- _Data excerpts_

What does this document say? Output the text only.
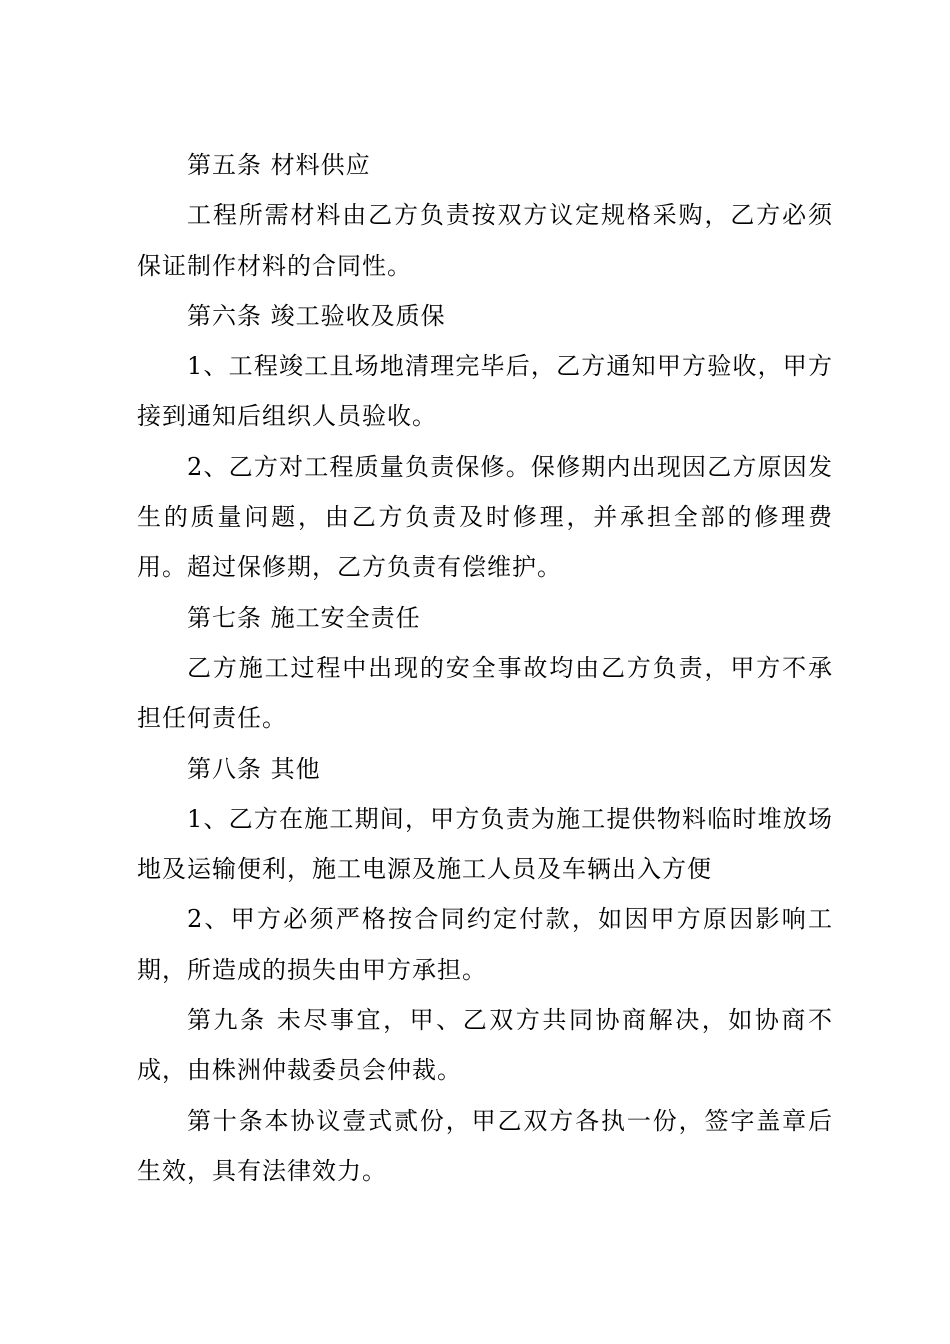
第五条 材料供应

工程所需材料由乙方负责按双方议定规格采购，乙方必须保证制作材料的合同性。

第六条 竣工验收及质保

1、工程竣工且场地清理完毕后，乙方通知甲方验收，甲方接到通知后组织人员验收。

2、乙方对工程质量负责保修。保修期内出现因乙方原因发生的质量问题，由乙方负责及时修理，并承担全部的修理费用。超过保修期，乙方负责有偿维护。

第七条 施工安全责任

乙方施工过程中出现的安全事故均由乙方负责，甲方不承担任何责任。

第八条 其他

1、乙方在施工期间，甲方负责为施工提供物料临时堆放场地及运输便利，施工电源及施工人员及车辆出入方便

2、甲方必须严格按合同约定付款，如因甲方原因影响工期，所造成的损失由甲方承担。

第九条 未尽事宜，甲、乙双方共同协商解决，如协商不成，由株洲仲裁委员会仲裁。

第十条本协议壹式贰份，甲乙双方各执一份，签字盖章后生效，具有法律效力。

- _WORK REQUIRED_
Write out the listing word for word, omitting the pictures it holds.

- _PROBLEM SOLUTION_
What does this document say? Output the text only.
第五条 材料供应

工程所需材料由乙方负责按双方议定规格采购，乙方必须保证制作材料的合同性。

第六条 竣工验收及质保

1、工程竣工且场地清理完毕后，乙方通知甲方验收，甲方接到通知后组织人员验收。

2、乙方对工程质量负责保修。保修期内出现因乙方原因发生的质量问题，由乙方负责及时修理，并承担全部的修理费用。超过保修期，乙方负责有偿维护。

第七条 施工安全责任

乙方施工过程中出现的安全事故均由乙方负责，甲方不承担任何责任。

第八条 其他

1、乙方在施工期间，甲方负责为施工提供物料临时堆放场地及运输便利，施工电源及施工人员及车辆出入方便

2、甲方必须严格按合同约定付款，如因甲方原因影响工期，所造成的损失由甲方承担。

第九条 未尽事宜，甲、乙双方共同协商解决，如协商不成，由株洲仲裁委员会仲裁。

第十条本协议壹式贰份，甲乙双方各执一份，签字盖章后生效，具有法律效力。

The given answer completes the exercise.